─── INFORMATION GIVEN
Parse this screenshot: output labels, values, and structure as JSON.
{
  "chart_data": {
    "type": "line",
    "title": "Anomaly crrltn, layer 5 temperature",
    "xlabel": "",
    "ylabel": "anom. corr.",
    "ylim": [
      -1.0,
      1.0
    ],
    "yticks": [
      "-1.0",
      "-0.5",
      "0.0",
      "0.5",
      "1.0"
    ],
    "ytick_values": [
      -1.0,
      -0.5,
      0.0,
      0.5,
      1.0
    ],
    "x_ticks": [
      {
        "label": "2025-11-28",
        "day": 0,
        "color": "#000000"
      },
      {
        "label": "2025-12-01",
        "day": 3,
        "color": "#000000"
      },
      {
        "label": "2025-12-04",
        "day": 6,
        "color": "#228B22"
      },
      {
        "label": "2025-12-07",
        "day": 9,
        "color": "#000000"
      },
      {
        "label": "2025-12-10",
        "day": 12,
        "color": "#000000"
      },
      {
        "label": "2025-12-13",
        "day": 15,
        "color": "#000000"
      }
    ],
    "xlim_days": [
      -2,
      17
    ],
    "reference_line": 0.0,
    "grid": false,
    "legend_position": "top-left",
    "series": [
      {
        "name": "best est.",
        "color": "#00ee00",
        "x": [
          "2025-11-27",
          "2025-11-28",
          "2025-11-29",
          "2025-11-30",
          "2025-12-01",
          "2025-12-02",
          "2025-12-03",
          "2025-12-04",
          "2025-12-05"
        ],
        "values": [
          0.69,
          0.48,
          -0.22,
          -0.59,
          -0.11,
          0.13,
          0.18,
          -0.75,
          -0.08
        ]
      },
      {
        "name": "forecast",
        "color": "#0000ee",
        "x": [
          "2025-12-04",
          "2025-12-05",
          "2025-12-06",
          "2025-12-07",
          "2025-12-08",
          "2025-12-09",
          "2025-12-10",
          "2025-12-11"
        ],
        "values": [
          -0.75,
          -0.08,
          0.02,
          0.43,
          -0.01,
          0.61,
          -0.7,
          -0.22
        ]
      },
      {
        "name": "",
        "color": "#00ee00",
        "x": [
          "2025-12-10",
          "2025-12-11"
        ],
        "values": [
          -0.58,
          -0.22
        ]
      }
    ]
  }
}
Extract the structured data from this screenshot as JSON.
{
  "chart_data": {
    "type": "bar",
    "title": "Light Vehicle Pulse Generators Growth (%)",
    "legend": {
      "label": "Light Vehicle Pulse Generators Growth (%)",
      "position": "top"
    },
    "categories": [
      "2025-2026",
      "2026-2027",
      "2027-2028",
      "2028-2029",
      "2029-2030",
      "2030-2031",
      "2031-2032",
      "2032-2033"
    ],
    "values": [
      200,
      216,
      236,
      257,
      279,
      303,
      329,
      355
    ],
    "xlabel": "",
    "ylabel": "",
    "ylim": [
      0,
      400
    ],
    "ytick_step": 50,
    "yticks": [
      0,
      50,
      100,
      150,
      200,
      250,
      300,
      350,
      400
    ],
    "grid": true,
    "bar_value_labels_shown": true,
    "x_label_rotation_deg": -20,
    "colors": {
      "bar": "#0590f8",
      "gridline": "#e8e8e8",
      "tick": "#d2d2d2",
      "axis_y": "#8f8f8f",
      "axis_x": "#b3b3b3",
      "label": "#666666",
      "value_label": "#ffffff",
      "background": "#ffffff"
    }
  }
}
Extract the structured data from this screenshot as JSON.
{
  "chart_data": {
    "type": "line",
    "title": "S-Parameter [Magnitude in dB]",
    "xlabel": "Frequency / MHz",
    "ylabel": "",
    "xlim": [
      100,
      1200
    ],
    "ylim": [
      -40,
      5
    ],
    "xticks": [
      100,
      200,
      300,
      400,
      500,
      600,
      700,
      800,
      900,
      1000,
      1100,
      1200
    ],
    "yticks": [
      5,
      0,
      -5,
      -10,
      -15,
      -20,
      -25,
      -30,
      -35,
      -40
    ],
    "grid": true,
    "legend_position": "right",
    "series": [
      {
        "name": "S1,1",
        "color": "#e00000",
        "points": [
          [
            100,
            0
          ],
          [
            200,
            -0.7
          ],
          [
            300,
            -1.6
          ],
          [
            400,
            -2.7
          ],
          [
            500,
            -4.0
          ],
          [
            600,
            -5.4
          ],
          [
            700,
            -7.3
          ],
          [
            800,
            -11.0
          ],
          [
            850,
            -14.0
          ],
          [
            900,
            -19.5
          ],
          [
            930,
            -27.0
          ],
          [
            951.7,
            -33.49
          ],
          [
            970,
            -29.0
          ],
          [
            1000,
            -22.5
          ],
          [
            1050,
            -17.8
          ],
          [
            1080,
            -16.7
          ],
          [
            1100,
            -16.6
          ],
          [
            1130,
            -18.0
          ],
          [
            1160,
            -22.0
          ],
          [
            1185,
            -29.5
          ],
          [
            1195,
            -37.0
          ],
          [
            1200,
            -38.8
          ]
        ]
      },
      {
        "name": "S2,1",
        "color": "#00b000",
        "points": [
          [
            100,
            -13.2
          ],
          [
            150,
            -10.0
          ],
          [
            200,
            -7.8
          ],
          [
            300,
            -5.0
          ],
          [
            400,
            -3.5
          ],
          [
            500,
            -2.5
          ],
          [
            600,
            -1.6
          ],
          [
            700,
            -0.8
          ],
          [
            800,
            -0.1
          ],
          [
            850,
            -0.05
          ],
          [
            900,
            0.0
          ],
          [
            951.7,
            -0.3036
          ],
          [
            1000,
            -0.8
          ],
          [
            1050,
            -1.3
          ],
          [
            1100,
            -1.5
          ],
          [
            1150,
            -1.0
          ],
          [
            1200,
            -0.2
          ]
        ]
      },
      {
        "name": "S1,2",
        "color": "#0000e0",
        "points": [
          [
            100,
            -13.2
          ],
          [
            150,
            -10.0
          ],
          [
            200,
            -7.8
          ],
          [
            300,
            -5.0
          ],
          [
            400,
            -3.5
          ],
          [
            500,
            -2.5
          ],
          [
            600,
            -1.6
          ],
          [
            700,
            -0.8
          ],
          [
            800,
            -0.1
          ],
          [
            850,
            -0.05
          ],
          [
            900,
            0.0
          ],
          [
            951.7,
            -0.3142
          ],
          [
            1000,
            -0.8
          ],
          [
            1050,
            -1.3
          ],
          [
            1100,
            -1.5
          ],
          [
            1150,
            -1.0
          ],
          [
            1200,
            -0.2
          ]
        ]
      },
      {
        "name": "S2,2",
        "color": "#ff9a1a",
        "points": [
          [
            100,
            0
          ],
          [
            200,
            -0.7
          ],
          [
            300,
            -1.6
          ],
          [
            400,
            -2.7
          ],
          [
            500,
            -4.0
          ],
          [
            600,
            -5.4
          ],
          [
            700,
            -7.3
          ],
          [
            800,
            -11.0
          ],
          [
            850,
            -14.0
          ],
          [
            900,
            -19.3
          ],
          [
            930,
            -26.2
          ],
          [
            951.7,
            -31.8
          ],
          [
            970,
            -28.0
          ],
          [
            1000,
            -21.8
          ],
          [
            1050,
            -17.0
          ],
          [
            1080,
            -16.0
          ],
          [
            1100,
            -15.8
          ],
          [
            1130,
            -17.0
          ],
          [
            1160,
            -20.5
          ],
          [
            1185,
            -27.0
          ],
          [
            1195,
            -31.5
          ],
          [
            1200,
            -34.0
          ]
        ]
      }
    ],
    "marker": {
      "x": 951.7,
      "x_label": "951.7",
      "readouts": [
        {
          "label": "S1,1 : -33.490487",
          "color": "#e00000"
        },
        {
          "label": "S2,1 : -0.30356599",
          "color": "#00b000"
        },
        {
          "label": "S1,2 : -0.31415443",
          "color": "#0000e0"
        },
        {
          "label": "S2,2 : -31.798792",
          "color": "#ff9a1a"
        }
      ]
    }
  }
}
──────
#### TASK TO CARRY OUT
Extract the data in full. Keep it word for word.

#### FULL OUTPUT
Parse this screenshot: output labels, values, and structure as JSON.
{
  "chart_data": {
    "type": "line",
    "title": "Anomaly crrltn, layer 5 temperature",
    "xlabel": "",
    "ylabel": "anom. corr.",
    "ylim": [
      -1.0,
      1.0
    ],
    "yticks": [
      "-1.0",
      "-0.5",
      "0.0",
      "0.5",
      "1.0"
    ],
    "ytick_values": [
      -1.0,
      -0.5,
      0.0,
      0.5,
      1.0
    ],
    "x_ticks": [
      {
        "label": "2025-11-28",
        "day": 0,
        "color": "#000000"
      },
      {
        "label": "2025-12-01",
        "day": 3,
        "color": "#000000"
      },
      {
        "label": "2025-12-04",
        "day": 6,
        "color": "#228B22"
      },
      {
        "label": "2025-12-07",
        "day": 9,
        "color": "#000000"
      },
      {
        "label": "2025-12-10",
        "day": 12,
        "color": "#000000"
      },
      {
        "label": "2025-12-13",
        "day": 15,
        "color": "#000000"
      }
    ],
    "xlim_days": [
      -2,
      17
    ],
    "reference_line": 0.0,
    "grid": false,
    "legend_position": "top-left",
    "series": [
      {
        "name": "best est.",
        "color": "#00ee00",
        "x": [
          "2025-11-27",
          "2025-11-28",
          "2025-11-29",
          "2025-11-30",
          "2025-12-01",
          "2025-12-02",
          "2025-12-03",
          "2025-12-04",
          "2025-12-05"
        ],
        "values": [
          0.69,
          0.48,
          -0.22,
          -0.59,
          -0.11,
          0.13,
          0.18,
          -0.75,
          -0.08
        ]
      },
      {
        "name": "forecast",
        "color": "#0000ee",
        "x": [
          "2025-12-04",
          "2025-12-05",
          "2025-12-06",
          "2025-12-07",
          "2025-12-08",
          "2025-12-09",
          "2025-12-10",
          "2025-12-11"
        ],
        "values": [
          -0.75,
          -0.08,
          0.02,
          0.43,
          -0.01,
          0.61,
          -0.7,
          -0.22
        ]
      },
      {
        "name": "",
        "color": "#00ee00",
        "x": [
          "2025-12-10",
          "2025-12-11"
        ],
        "values": [
          -0.58,
          -0.22
        ]
      }
    ]
  }
}
Extract the structured data from this screenshot as JSON.
{
  "chart_data": {
    "type": "bar",
    "title": "Light Vehicle Pulse Generators Growth (%)",
    "legend": {
      "label": "Light Vehicle Pulse Generators Growth (%)",
      "position": "top"
    },
    "categories": [
      "2025-2026",
      "2026-2027",
      "2027-2028",
      "2028-2029",
      "2029-2030",
      "2030-2031",
      "2031-2032",
      "2032-2033"
    ],
    "values": [
      200,
      216,
      236,
      257,
      279,
      303,
      329,
      355
    ],
    "xlabel": "",
    "ylabel": "",
    "ylim": [
      0,
      400
    ],
    "ytick_step": 50,
    "yticks": [
      0,
      50,
      100,
      150,
      200,
      250,
      300,
      350,
      400
    ],
    "grid": true,
    "bar_value_labels_shown": true,
    "x_label_rotation_deg": -20,
    "colors": {
      "bar": "#0590f8",
      "gridline": "#e8e8e8",
      "tick": "#d2d2d2",
      "axis_y": "#8f8f8f",
      "axis_x": "#b3b3b3",
      "label": "#666666",
      "value_label": "#ffffff",
      "background": "#ffffff"
    }
  }
}
Extract the structured data from this screenshot as JSON.
{
  "chart_data": {
    "type": "line",
    "title": "S-Parameter [Magnitude in dB]",
    "xlabel": "Frequency / MHz",
    "ylabel": "",
    "xlim": [
      100,
      1200
    ],
    "ylim": [
      -40,
      5
    ],
    "xticks": [
      100,
      200,
      300,
      400,
      500,
      600,
      700,
      800,
      900,
      1000,
      1100,
      1200
    ],
    "yticks": [
      5,
      0,
      -5,
      -10,
      -15,
      -20,
      -25,
      -30,
      -35,
      -40
    ],
    "grid": true,
    "legend_position": "right",
    "series": [
      {
        "name": "S1,1",
        "color": "#e00000",
        "points": [
          [
            100,
            0
          ],
          [
            200,
            -0.7
          ],
          [
            300,
            -1.6
          ],
          [
            400,
            -2.7
          ],
          [
            500,
            -4.0
          ],
          [
            600,
            -5.4
          ],
          [
            700,
            -7.3
          ],
          [
            800,
            -11.0
          ],
          [
            850,
            -14.0
          ],
          [
            900,
            -19.5
          ],
          [
            930,
            -27.0
          ],
          [
            951.7,
            -33.49
          ],
          [
            970,
            -29.0
          ],
          [
            1000,
            -22.5
          ],
          [
            1050,
            -17.8
          ],
          [
            1080,
            -16.7
          ],
          [
            1100,
            -16.6
          ],
          [
            1130,
            -18.0
          ],
          [
            1160,
            -22.0
          ],
          [
            1185,
            -29.5
          ],
          [
            1195,
            -37.0
          ],
          [
            1200,
            -38.8
          ]
        ]
      },
      {
        "name": "S2,1",
        "color": "#00b000",
        "points": [
          [
            100,
            -13.2
          ],
          [
            150,
            -10.0
          ],
          [
            200,
            -7.8
          ],
          [
            300,
            -5.0
          ],
          [
            400,
            -3.5
          ],
          [
            500,
            -2.5
          ],
          [
            600,
            -1.6
          ],
          [
            700,
            -0.8
          ],
          [
            800,
            -0.1
          ],
          [
            850,
            -0.05
          ],
          [
            900,
            0.0
          ],
          [
            951.7,
            -0.3036
          ],
          [
            1000,
            -0.8
          ],
          [
            1050,
            -1.3
          ],
          [
            1100,
            -1.5
          ],
          [
            1150,
            -1.0
          ],
          [
            1200,
            -0.2
          ]
        ]
      },
      {
        "name": "S1,2",
        "color": "#0000e0",
        "points": [
          [
            100,
            -13.2
          ],
          [
            150,
            -10.0
          ],
          [
            200,
            -7.8
          ],
          [
            300,
            -5.0
          ],
          [
            400,
            -3.5
          ],
          [
            500,
            -2.5
          ],
          [
            600,
            -1.6
          ],
          [
            700,
            -0.8
          ],
          [
            800,
            -0.1
          ],
          [
            850,
            -0.05
          ],
          [
            900,
            0.0
          ],
          [
            951.7,
            -0.3142
          ],
          [
            1000,
            -0.8
          ],
          [
            1050,
            -1.3
          ],
          [
            1100,
            -1.5
          ],
          [
            1150,
            -1.0
          ],
          [
            1200,
            -0.2
          ]
        ]
      },
      {
        "name": "S2,2",
        "color": "#ff9a1a",
        "points": [
          [
            100,
            0
          ],
          [
            200,
            -0.7
          ],
          [
            300,
            -1.6
          ],
          [
            400,
            -2.7
          ],
          [
            500,
            -4.0
          ],
          [
            600,
            -5.4
          ],
          [
            700,
            -7.3
          ],
          [
            800,
            -11.0
          ],
          [
            850,
            -14.0
          ],
          [
            900,
            -19.3
          ],
          [
            930,
            -26.2
          ],
          [
            951.7,
            -31.8
          ],
          [
            970,
            -28.0
          ],
          [
            1000,
            -21.8
          ],
          [
            1050,
            -17.0
          ],
          [
            1080,
            -16.0
          ],
          [
            1100,
            -15.8
          ],
          [
            1130,
            -17.0
          ],
          [
            1160,
            -20.5
          ],
          [
            1185,
            -27.0
          ],
          [
            1195,
            -31.5
          ],
          [
            1200,
            -34.0
          ]
        ]
      }
    ],
    "marker": {
      "x": 951.7,
      "x_label": "951.7",
      "readouts": [
        {
          "label": "S1,1 : -33.490487",
          "color": "#e00000"
        },
        {
          "label": "S2,1 : -0.30356599",
          "color": "#00b000"
        },
        {
          "label": "S1,2 : -0.31415443",
          "color": "#0000e0"
        },
        {
          "label": "S2,2 : -31.798792",
          "color": "#ff9a1a"
        }
      ]
    }
  }
}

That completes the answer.